Data tied to figure images:
□ □ □ □ □
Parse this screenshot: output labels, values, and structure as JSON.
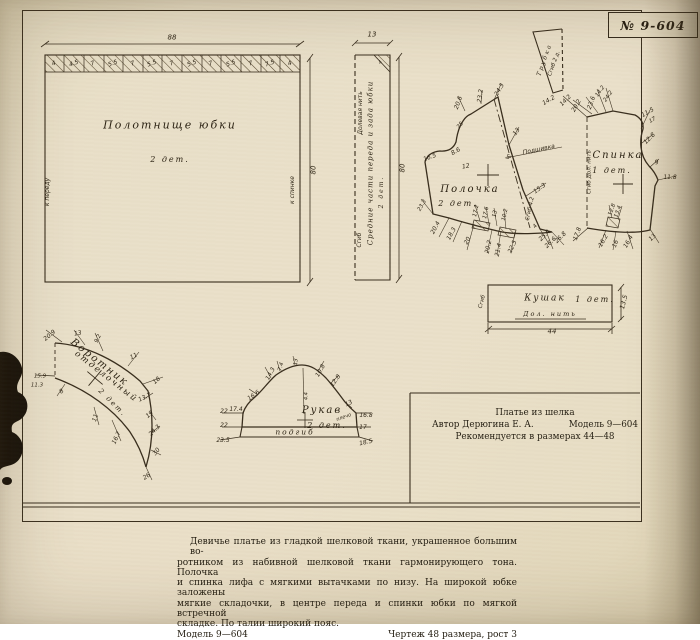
{
  "sheet_no": "№ 9-604",
  "caption": {
    "line1": "Платье из шелка",
    "line2_left": "Автор Дерюгина Е. А.",
    "line2_right": "Модель 9—604",
    "line3": "Рекомендуется в размерах 44—48"
  },
  "footer": {
    "lines": [
      "Девичье платье из гладкой шелковой ткани, украшенное большим во-",
      "ротником из набивной шелковой ткани гармонирующего тона. Полочка",
      "и спинка лифа с мягкими вытачками по низу. На широкой юбке заложены",
      "мягкие складочки, в центре переда и спинки юбки по мягкой встречной",
      "складке. По талии широкий пояс."
    ],
    "model_left": "Модель 9—604",
    "drawing_right": "Чертеж 48 размера, рост 3"
  },
  "colors": {
    "paper": "#e9dfc8",
    "ink": "#372c1c"
  },
  "annotations": [
    {
      "t": "88",
      "x": 172,
      "y": 38,
      "fs": 7,
      "n": "dim-skirt-width"
    },
    {
      "t": "4",
      "x": 54,
      "y": 64,
      "r": -20,
      "fs": 6
    },
    {
      "t": "4.5",
      "x": 74,
      "y": 64,
      "r": -20,
      "fs": 6
    },
    {
      "t": "7",
      "x": 93,
      "y": 64,
      "r": -20,
      "fs": 6
    },
    {
      "t": "5.5",
      "x": 113,
      "y": 64,
      "r": -20,
      "fs": 6
    },
    {
      "t": "7",
      "x": 133,
      "y": 64,
      "r": -20,
      "fs": 6
    },
    {
      "t": "5.5",
      "x": 152,
      "y": 64,
      "r": -20,
      "fs": 6
    },
    {
      "t": "7",
      "x": 172,
      "y": 64,
      "r": -20,
      "fs": 6
    },
    {
      "t": "5.5",
      "x": 192,
      "y": 64,
      "r": -20,
      "fs": 6
    },
    {
      "t": "7",
      "x": 211,
      "y": 64,
      "r": -20,
      "fs": 6
    },
    {
      "t": "5.5",
      "x": 231,
      "y": 64,
      "r": -20,
      "fs": 6
    },
    {
      "t": "7",
      "x": 251,
      "y": 64,
      "r": -20,
      "fs": 6
    },
    {
      "t": "7.5",
      "x": 270,
      "y": 64,
      "r": -20,
      "fs": 6
    },
    {
      "t": "4",
      "x": 290,
      "y": 64,
      "r": -20,
      "fs": 6
    },
    {
      "t": "Полотнище юбки",
      "x": 170,
      "y": 125,
      "fs": 11,
      "c": "pc",
      "n": "piece-skirt-panel"
    },
    {
      "t": "2 дет.",
      "x": 170,
      "y": 160,
      "fs": 8,
      "c": "pc"
    },
    {
      "t": "к переду",
      "x": 48,
      "y": 192,
      "r": -90,
      "fs": 6
    },
    {
      "t": "к спинке",
      "x": 293,
      "y": 190,
      "r": -90,
      "fs": 6
    },
    {
      "t": "80",
      "x": 314,
      "y": 170,
      "r": -90,
      "fs": 7,
      "n": "dim-skirt-length"
    },
    {
      "t": "13",
      "x": 372,
      "y": 35,
      "fs": 7,
      "n": "dim-strip-width"
    },
    {
      "t": "4",
      "x": 381,
      "y": 63,
      "r": -45,
      "fs": 5
    },
    {
      "t": "Долевая нить",
      "x": 361,
      "y": 113,
      "r": -90,
      "fs": 6
    },
    {
      "t": "Сгиб",
      "x": 360,
      "y": 240,
      "r": -90,
      "fs": 6
    },
    {
      "t": "Средние части переда и зада юбки",
      "x": 371,
      "y": 163,
      "r": -90,
      "fs": 7,
      "c": "pc2",
      "n": "piece-skirt-middle"
    },
    {
      "t": "2 дет.",
      "x": 382,
      "y": 192,
      "r": -90,
      "fs": 6,
      "c": "pc"
    },
    {
      "t": "80",
      "x": 403,
      "y": 168,
      "r": -90,
      "fs": 7
    },
    {
      "t": "Полочка",
      "x": 470,
      "y": 190,
      "fs": 10,
      "c": "pc",
      "n": "piece-front-bodice"
    },
    {
      "t": "2 дет.",
      "x": 458,
      "y": 204,
      "fs": 8,
      "c": "pc"
    },
    {
      "t": "20.6",
      "x": 459,
      "y": 103,
      "r": -70,
      "fs": 6
    },
    {
      "t": "23.2",
      "x": 481,
      "y": 96,
      "r": -82,
      "fs": 6
    },
    {
      "t": "24.3",
      "x": 500,
      "y": 90,
      "r": -60,
      "fs": 6
    },
    {
      "t": "25",
      "x": 461,
      "y": 126,
      "r": -50,
      "fs": 5.5
    },
    {
      "t": "8.6",
      "x": 456,
      "y": 152,
      "r": -30,
      "fs": 6
    },
    {
      "t": "16.5",
      "x": 430,
      "y": 158,
      "r": -20,
      "fs": 6
    },
    {
      "t": "12",
      "x": 466,
      "y": 167,
      "r": -10,
      "fs": 6
    },
    {
      "t": "13",
      "x": 517,
      "y": 132,
      "r": -55,
      "fs": 6
    },
    {
      "t": "5",
      "x": 508,
      "y": 158,
      "fs": 6
    },
    {
      "t": "Подшивка",
      "x": 539,
      "y": 150,
      "r": -12,
      "fs": 6,
      "n": "label-hem-facing"
    },
    {
      "t": "15.3",
      "x": 540,
      "y": 189,
      "r": -35,
      "fs": 6
    },
    {
      "t": "Сгиб 4.2",
      "x": 531,
      "y": 209,
      "r": -78,
      "fs": 5.5
    },
    {
      "t": "23.3",
      "x": 423,
      "y": 206,
      "r": -60,
      "fs": 5.5
    },
    {
      "t": "20.4",
      "x": 436,
      "y": 228,
      "r": -62,
      "fs": 6
    },
    {
      "t": "18.3",
      "x": 452,
      "y": 234,
      "r": -62,
      "fs": 6
    },
    {
      "t": "20",
      "x": 468,
      "y": 241,
      "r": -62,
      "fs": 6
    },
    {
      "t": "17.2",
      "x": 477,
      "y": 211,
      "r": -78,
      "fs": 5.5
    },
    {
      "t": "17.6",
      "x": 487,
      "y": 213,
      "r": -78,
      "fs": 5.5
    },
    {
      "t": "13",
      "x": 496,
      "y": 214,
      "r": -78,
      "fs": 5.5
    },
    {
      "t": "10.2",
      "x": 506,
      "y": 215,
      "r": -78,
      "fs": 5.5
    },
    {
      "t": "20.2",
      "x": 489,
      "y": 247,
      "r": -78,
      "fs": 6
    },
    {
      "t": "21.4",
      "x": 499,
      "y": 250,
      "r": -78,
      "fs": 6
    },
    {
      "t": "22.5",
      "x": 513,
      "y": 247,
      "r": -65,
      "fs": 6
    },
    {
      "t": "4",
      "x": 536,
      "y": 227,
      "r": -50,
      "fs": 5.5
    },
    {
      "t": "25.4",
      "x": 545,
      "y": 236,
      "r": -45,
      "fs": 6
    },
    {
      "t": "26.6",
      "x": 551,
      "y": 243,
      "r": -45,
      "fs": 6
    },
    {
      "t": "26.8",
      "x": 561,
      "y": 238,
      "r": -45,
      "fs": 6
    },
    {
      "t": "Трубка",
      "x": 545,
      "y": 60,
      "r": -70,
      "fs": 6,
      "c": "pc",
      "n": "piece-rouleau"
    },
    {
      "t": "Сгиб 2 д.",
      "x": 555,
      "y": 64,
      "r": -70,
      "fs": 5.5
    },
    {
      "t": "14.2",
      "x": 549,
      "y": 101,
      "r": -30,
      "fs": 6
    },
    {
      "t": "14.2",
      "x": 566,
      "y": 101,
      "r": -45,
      "fs": 6
    },
    {
      "t": "20.2",
      "x": 577,
      "y": 106,
      "r": -60,
      "fs": 6
    },
    {
      "t": "23.6",
      "x": 592,
      "y": 103,
      "r": -70,
      "fs": 6
    },
    {
      "t": "14.2",
      "x": 601,
      "y": 92,
      "r": -55,
      "fs": 5.5
    },
    {
      "t": "24.2",
      "x": 609,
      "y": 97,
      "r": -55,
      "fs": 5.5
    },
    {
      "t": "Спинка",
      "x": 618,
      "y": 156,
      "fs": 10,
      "c": "pc",
      "n": "piece-back"
    },
    {
      "t": "1 дет.",
      "x": 612,
      "y": 171,
      "fs": 8,
      "c": "pc"
    },
    {
      "t": "Сгиб  Дол. нить",
      "x": 590,
      "y": 172,
      "r": -90,
      "fs": 5.5
    },
    {
      "t": "11.5",
      "x": 648,
      "y": 113,
      "r": -30,
      "fs": 6
    },
    {
      "t": "17",
      "x": 653,
      "y": 121,
      "r": -30,
      "fs": 5.5
    },
    {
      "t": "12.8",
      "x": 650,
      "y": 139,
      "r": -45,
      "fs": 6
    },
    {
      "t": "9",
      "x": 657,
      "y": 163,
      "r": -15,
      "fs": 6
    },
    {
      "t": "11.8",
      "x": 670,
      "y": 178,
      "fs": 6
    },
    {
      "t": "12.8",
      "x": 613,
      "y": 210,
      "r": -70,
      "fs": 5.5
    },
    {
      "t": "13.4",
      "x": 619,
      "y": 212,
      "r": -70,
      "fs": 5.5
    },
    {
      "t": "17.8",
      "x": 578,
      "y": 234,
      "r": -70,
      "fs": 6
    },
    {
      "t": "16.2",
      "x": 604,
      "y": 241,
      "r": -60,
      "fs": 6
    },
    {
      "t": "16",
      "x": 616,
      "y": 244,
      "r": -70,
      "fs": 6
    },
    {
      "t": "16.4",
      "x": 629,
      "y": 242,
      "r": -60,
      "fs": 6
    },
    {
      "t": "13",
      "x": 653,
      "y": 238,
      "r": -45,
      "fs": 6
    },
    {
      "t": "Кушак",
      "x": 545,
      "y": 299,
      "fs": 9,
      "c": "pc",
      "n": "piece-sash"
    },
    {
      "t": "1 дет.",
      "x": 595,
      "y": 300,
      "fs": 8,
      "c": "pc"
    },
    {
      "t": "Дол. нить",
      "x": 550,
      "y": 314,
      "fs": 6.5,
      "c": "pc",
      "n": "label-grain-line"
    },
    {
      "t": "44",
      "x": 552,
      "y": 332,
      "fs": 7,
      "n": "dim-sash-length"
    },
    {
      "t": "13.5",
      "x": 624,
      "y": 302,
      "r": -75,
      "fs": 6.5,
      "n": "dim-sash-width"
    },
    {
      "t": "Сгиб",
      "x": 483,
      "y": 302,
      "r": -75,
      "fs": 5.5
    },
    {
      "t": "Воротник",
      "x": 99,
      "y": 363,
      "r": 38,
      "fs": 10,
      "c": "pc",
      "n": "piece-collar"
    },
    {
      "t": "отделочный",
      "x": 106,
      "y": 377,
      "r": 38,
      "fs": 8.5,
      "c": "pc"
    },
    {
      "t": "2 дет.",
      "x": 112,
      "y": 403,
      "r": 45,
      "fs": 7,
      "c": "pc"
    },
    {
      "t": "20.9",
      "x": 50,
      "y": 336,
      "r": -40,
      "fs": 6
    },
    {
      "t": "13",
      "x": 78,
      "y": 334,
      "r": -10,
      "fs": 6
    },
    {
      "t": "9.2",
      "x": 99,
      "y": 339,
      "r": -65,
      "fs": 5.5
    },
    {
      "t": "11",
      "x": 134,
      "y": 357,
      "r": -25,
      "fs": 6
    },
    {
      "t": "18",
      "x": 157,
      "y": 381,
      "r": -40,
      "fs": 6
    },
    {
      "t": "13.7",
      "x": 145,
      "y": 398,
      "r": -25,
      "fs": 6
    },
    {
      "t": "19",
      "x": 150,
      "y": 415,
      "r": -40,
      "fs": 6
    },
    {
      "t": "24.3",
      "x": 155,
      "y": 431,
      "r": -45,
      "fs": 6
    },
    {
      "t": "30",
      "x": 157,
      "y": 452,
      "r": -50,
      "fs": 6
    },
    {
      "t": "26",
      "x": 147,
      "y": 477,
      "r": -35,
      "fs": 6
    },
    {
      "t": "15.9",
      "x": 40,
      "y": 377,
      "fs": 5.5
    },
    {
      "t": "11.3",
      "x": 37,
      "y": 386,
      "fs": 5.5
    },
    {
      "t": "8",
      "x": 62,
      "y": 392,
      "r": -35,
      "fs": 6
    },
    {
      "t": "11",
      "x": 96,
      "y": 418,
      "r": -72,
      "fs": 6
    },
    {
      "t": "16.7",
      "x": 117,
      "y": 438,
      "r": -65,
      "fs": 6
    },
    {
      "t": "Рукав",
      "x": 322,
      "y": 411,
      "fs": 10,
      "c": "pc",
      "n": "piece-sleeve"
    },
    {
      "t": "2 дет.",
      "x": 327,
      "y": 426,
      "fs": 8,
      "c": "pc"
    },
    {
      "t": "подгиб",
      "x": 295,
      "y": 432,
      "fs": 7.5,
      "c": "pc",
      "n": "label-hem"
    },
    {
      "t": "14.3",
      "x": 271,
      "y": 374,
      "r": -62,
      "fs": 6
    },
    {
      "t": "7.4",
      "x": 282,
      "y": 367,
      "r": -75,
      "fs": 5.5
    },
    {
      "t": "13",
      "x": 297,
      "y": 362,
      "r": -85,
      "fs": 5.5
    },
    {
      "t": "10.8",
      "x": 321,
      "y": 371,
      "r": -60,
      "fs": 6
    },
    {
      "t": "12.8",
      "x": 336,
      "y": 381,
      "r": -55,
      "fs": 6
    },
    {
      "t": "13",
      "x": 349,
      "y": 404,
      "r": -25,
      "fs": 6
    },
    {
      "t": "16.6",
      "x": 254,
      "y": 396,
      "r": -35,
      "fs": 6
    },
    {
      "t": "17.4",
      "x": 236,
      "y": 410,
      "fs": 6
    },
    {
      "t": "22",
      "x": 224,
      "y": 412,
      "fs": 6
    },
    {
      "t": "22",
      "x": 224,
      "y": 426,
      "fs": 6
    },
    {
      "t": "23.5",
      "x": 223,
      "y": 441,
      "fs": 6
    },
    {
      "t": "плечо",
      "x": 344,
      "y": 418,
      "r": -20,
      "fs": 5
    },
    {
      "t": "16.8",
      "x": 366,
      "y": 416,
      "fs": 6
    },
    {
      "t": "17",
      "x": 363,
      "y": 428,
      "fs": 6
    },
    {
      "t": "18.5",
      "x": 366,
      "y": 443,
      "r": -12,
      "fs": 6
    },
    {
      "t": "4.4",
      "x": 307,
      "y": 396,
      "r": -90,
      "fs": 5
    }
  ]
}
□ □ □ □ □
In the listing, find every line with the word "piece" and state how many there are, nothing more.

[Written response]: 8